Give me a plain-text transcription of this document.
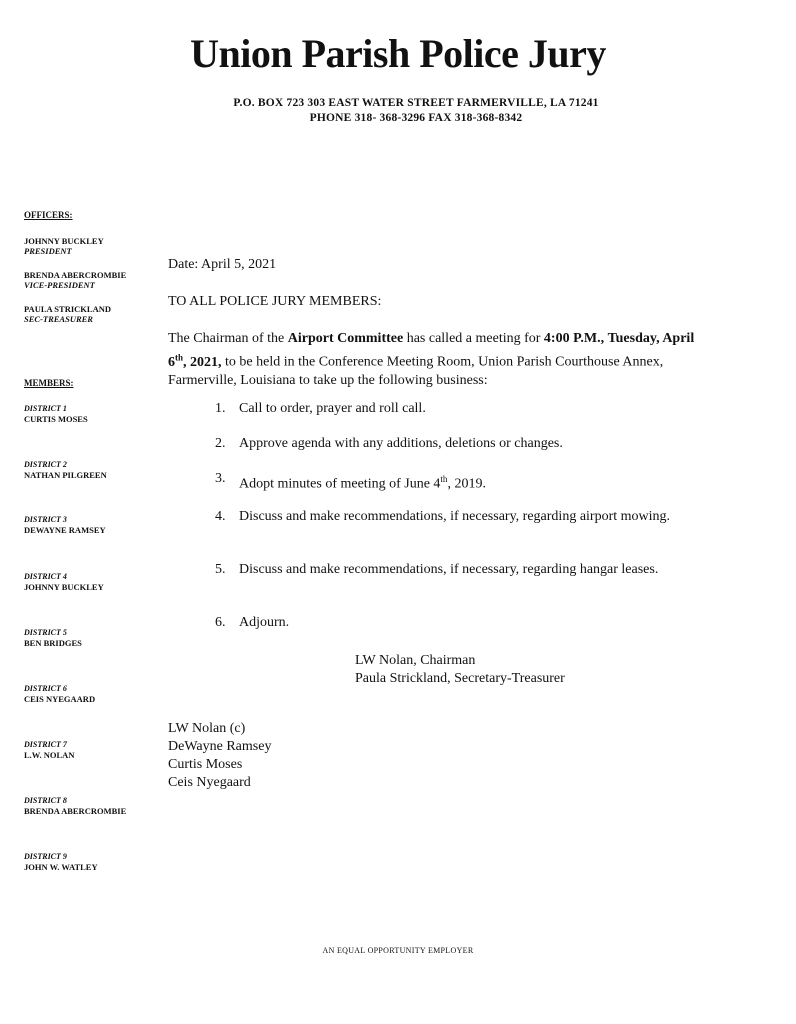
Union Parish Police Jury
P.O. BOX 723 303 EAST WATER STREET FARMERVILLE, LA 71241
PHONE 318- 368-3296 FAX 318-368-8342
OFFICERS:
JOHNNY BUCKLEY
PRESIDENT
BRENDA ABERCROMBIE
VICE-PRESIDENT
PAULA STRICKLAND
SEC-TREASURER
MEMBERS:
DISTRICT 1
CURTIS MOSES
DISTRICT 2
NATHAN PILGREEN
DISTRICT 3
DEWAYNE RAMSEY
DISTRICT 4
JOHNNY BUCKLEY
DISTRICT 5
BEN BRIDGES
DISTRICT 6
CEIS NYEGAARD
DISTRICT 7
L.W. NOLAN
DISTRICT 8
BRENDA ABERCROMBIE
DISTRICT 9
JOHN W. WATLEY
Date: April 5, 2021
TO ALL POLICE JURY MEMBERS:
The Chairman of the Airport Committee has called a meeting for 4:00 P.M., Tuesday, April 6th, 2021, to be held in the Conference Meeting Room, Union Parish Courthouse Annex, Farmerville, Louisiana to take up the following business:
1. Call to order, prayer and roll call.
2. Approve agenda with any additions, deletions or changes.
3. Adopt minutes of meeting of June 4th, 2019.
4. Discuss and make recommendations, if necessary, regarding airport mowing.
5. Discuss and make recommendations, if necessary, regarding hangar leases.
6. Adjourn.
LW Nolan, Chairman
Paula Strickland, Secretary-Treasurer
LW Nolan (c)
DeWayne Ramsey
Curtis Moses
Ceis Nyegaard
AN EQUAL OPPORTUNITY EMPLOYER
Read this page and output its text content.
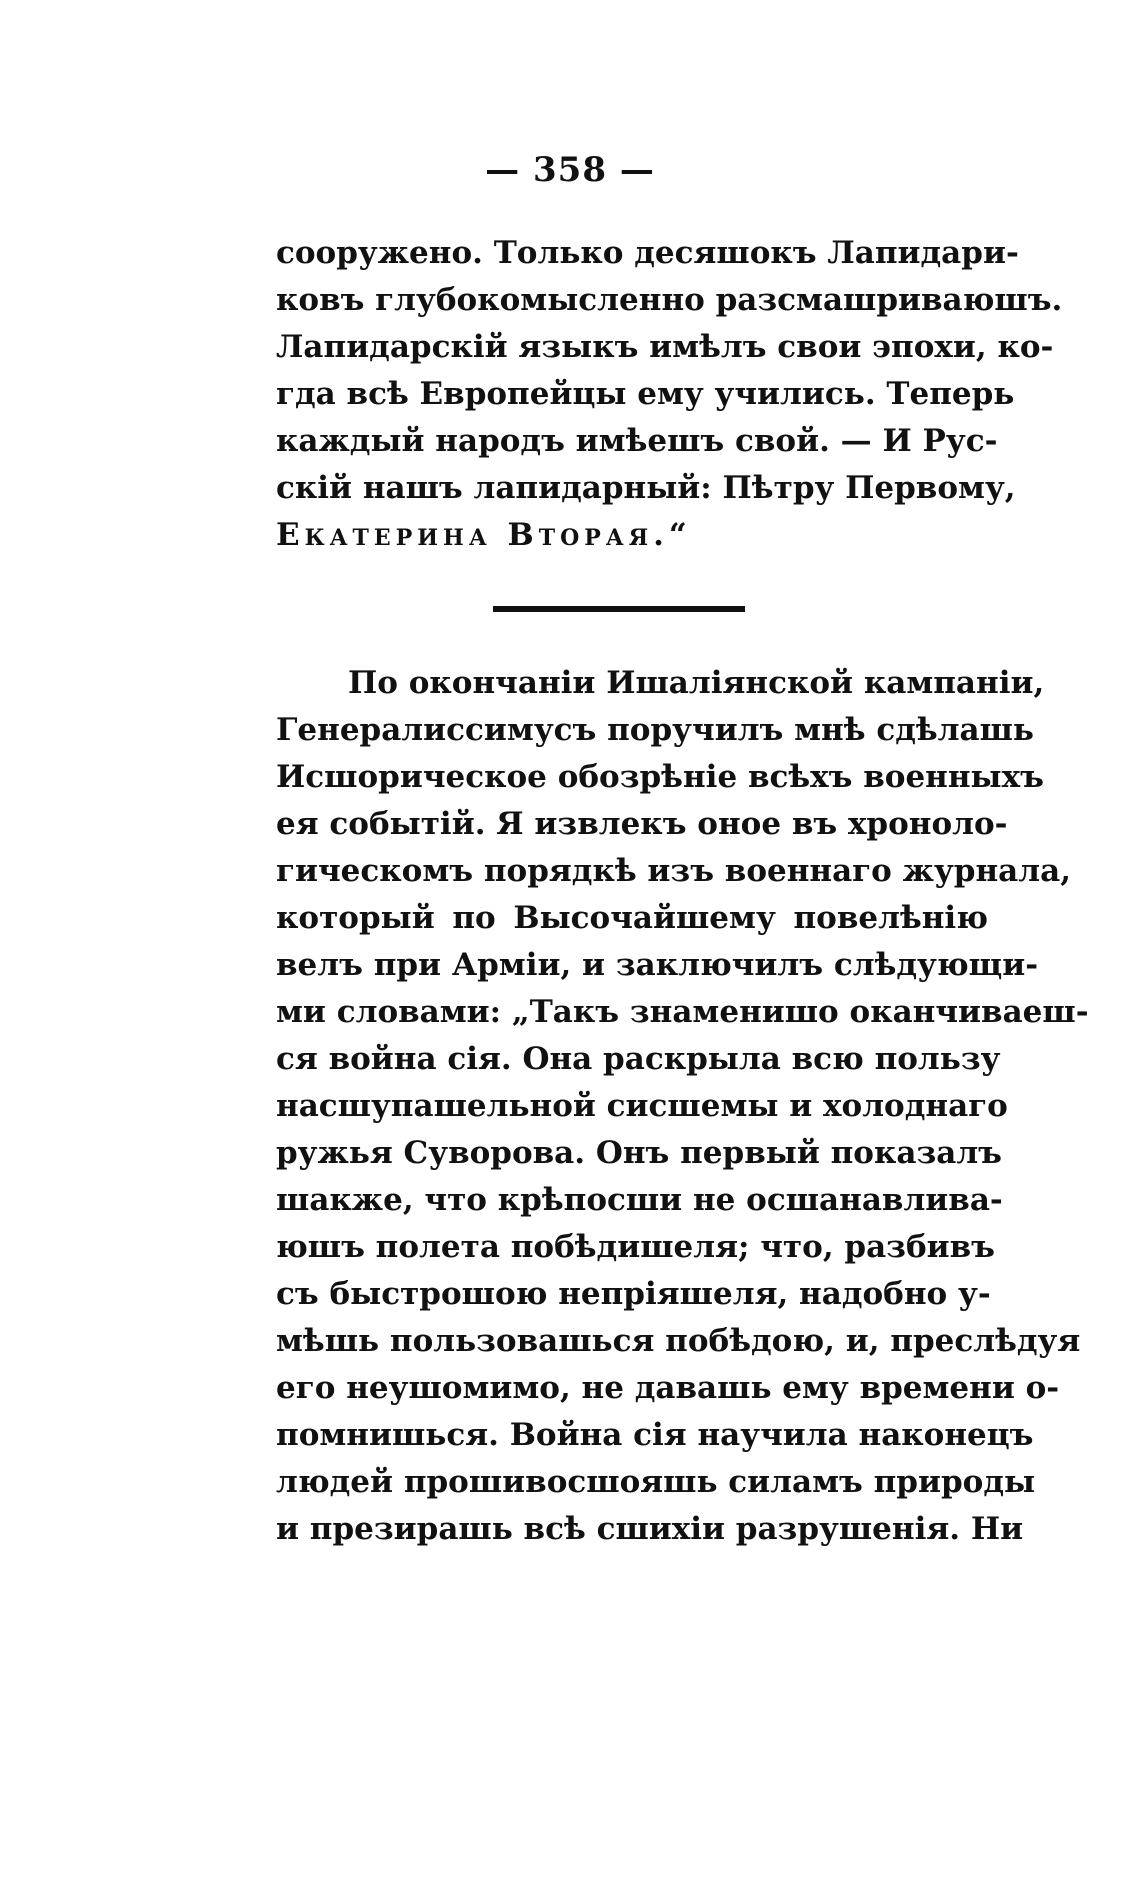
— 358 —
сооружено. Только десяшокъ Лапидари-
ковъ глубокомысленно разсмашриваюшъ.
Лапидарскій языкъ имѣлъ свои эпохи, ко-
гда всѣ Европейцы ему учились. Теперь
каждый народъ имѣешъ свой. — И Рус-
скій нашъ лапидарный: Пѣтру Первому,
Екатерина Вторая.“
По окончаніи Ишаліянской кампаніи,
Генералиссимусъ поручилъ мнѣ сдѣлашь
Исшорическое обозрѣніе всѣхъ военныхъ
ея событій. Я извлекъ оное въ хроноло-
гическомъ порядкѣ изъ военнаго журнала,
который по Высочайшему повелѣнію
велъ при Арміи, и заключилъ слѣдующи-
ми словами: „Такъ знаменишо оканчиваеш-
ся война сія. Она раскрыла всю пользу
насшупашельной сисшемы и холоднаго
ружья Суворова. Онъ первый показалъ
шакже, что крѣпосши не осшанавлива-
юшъ полета побѣдишеля; что, разбивъ
съ быстрошою непріяшеля, надобно у-
мѣшь пользовашься побѣдою, и, преслѣдуя
его неушомимо, не давашь ему времени о-
помнишься. Война сія научила наконецъ
людей прошивосшояшь силамъ природы
и презирашь всѣ сшихіи разрушенія. Ни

★ ★ ★ ★

STATED PROBLEM :: Give an exact copy of the material, leaving out every picture.

TASK ANSWER ::
Give me a plain-text transcription of this document.
Union Parish Police Jury
P.O. BOX 723 303 EAST WATER STREET FARMERVILLE, LA 71241
PHONE 318- 368-3296 FAX 318-368-8342
OFFICERS:
JOHNNY BUCKLEY
PRESIDENT
BRENDA ABERCROMBIE
VICE-PRESIDENT
PAULA STRICKLAND
SEC-TREASURER
MEMBERS:
DISTRICT 1
CURTIS MOSES
DISTRICT 2
NATHAN PILGREEN
DISTRICT 3
DEWAYNE RAMSEY
DISTRICT 4
JOHNNY BUCKLEY
DISTRICT 5
BEN BRIDGES
DISTRICT 6
CEIS NYEGAARD
DISTRICT 7
L.W. NOLAN
DISTRICT 8
BRENDA ABERCROMBIE
DISTRICT 9
JOHN W. WATLEY
Date: April 5, 2021
TO ALL POLICE JURY MEMBERS:
The Chairman of the Airport Committee has called a meeting for 4:00 P.M., Tuesday, April 6th, 2021, to be held in the Conference Meeting Room, Union Parish Courthouse Annex, Farmerville, Louisiana to take up the following business:
1. Call to order, prayer and roll call.
2. Approve agenda with any additions, deletions or changes.
3. Adopt minutes of meeting of June 4th, 2019.
4. Discuss and make recommendations, if necessary, regarding airport mowing.
5. Discuss and make recommendations, if necessary, regarding hangar leases.
6. Adjourn.
LW Nolan, Chairman
Paula Strickland, Secretary-Treasurer
LW Nolan (c)
DeWayne Ramsey
Curtis Moses
Ceis Nyegaard
AN EQUAL OPPORTUNITY EMPLOYER
Read this page and output its text content.
— 358 —
сооружено. Только десяшокъ Лапидари-
ковъ глубокомысленно разсмашриваюшъ.
Лапидарскій языкъ имѣлъ свои эпохи, ко-
гда всѣ Европейцы ему учились. Теперь
каждый народъ имѣешъ свой. — И Рус-
скій нашъ лапидарный: Пѣтру Первому,
Екатерина Вторая.“
По окончаніи Ишаліянской кампаніи,
Генералиссимусъ поручилъ мнѣ сдѣлашь
Исшорическое обозрѣніе всѣхъ военныхъ
ея событій. Я извлекъ оное въ хроноло-
гическомъ порядкѣ изъ военнаго журнала,
который по Высочайшему повелѣнію
велъ при Арміи, и заключилъ слѣдующи-
ми словами: „Такъ знаменишо оканчиваеш-
ся война сія. Она раскрыла всю пользу
насшупашельной сисшемы и холоднаго
ружья Суворова. Онъ первый показалъ
шакже, что крѣпосши не осшанавлива-
юшъ полета побѣдишеля; что, разбивъ
съ быстрошою непріяшеля, надобно у-
мѣшь пользовашься побѣдою, и, преслѣдуя
его неушомимо, не давашь ему времени о-
помнишься. Война сія научила наконецъ
людей прошивосшояшь силамъ природы
и презирашь всѣ сшихіи разрушенія. Ни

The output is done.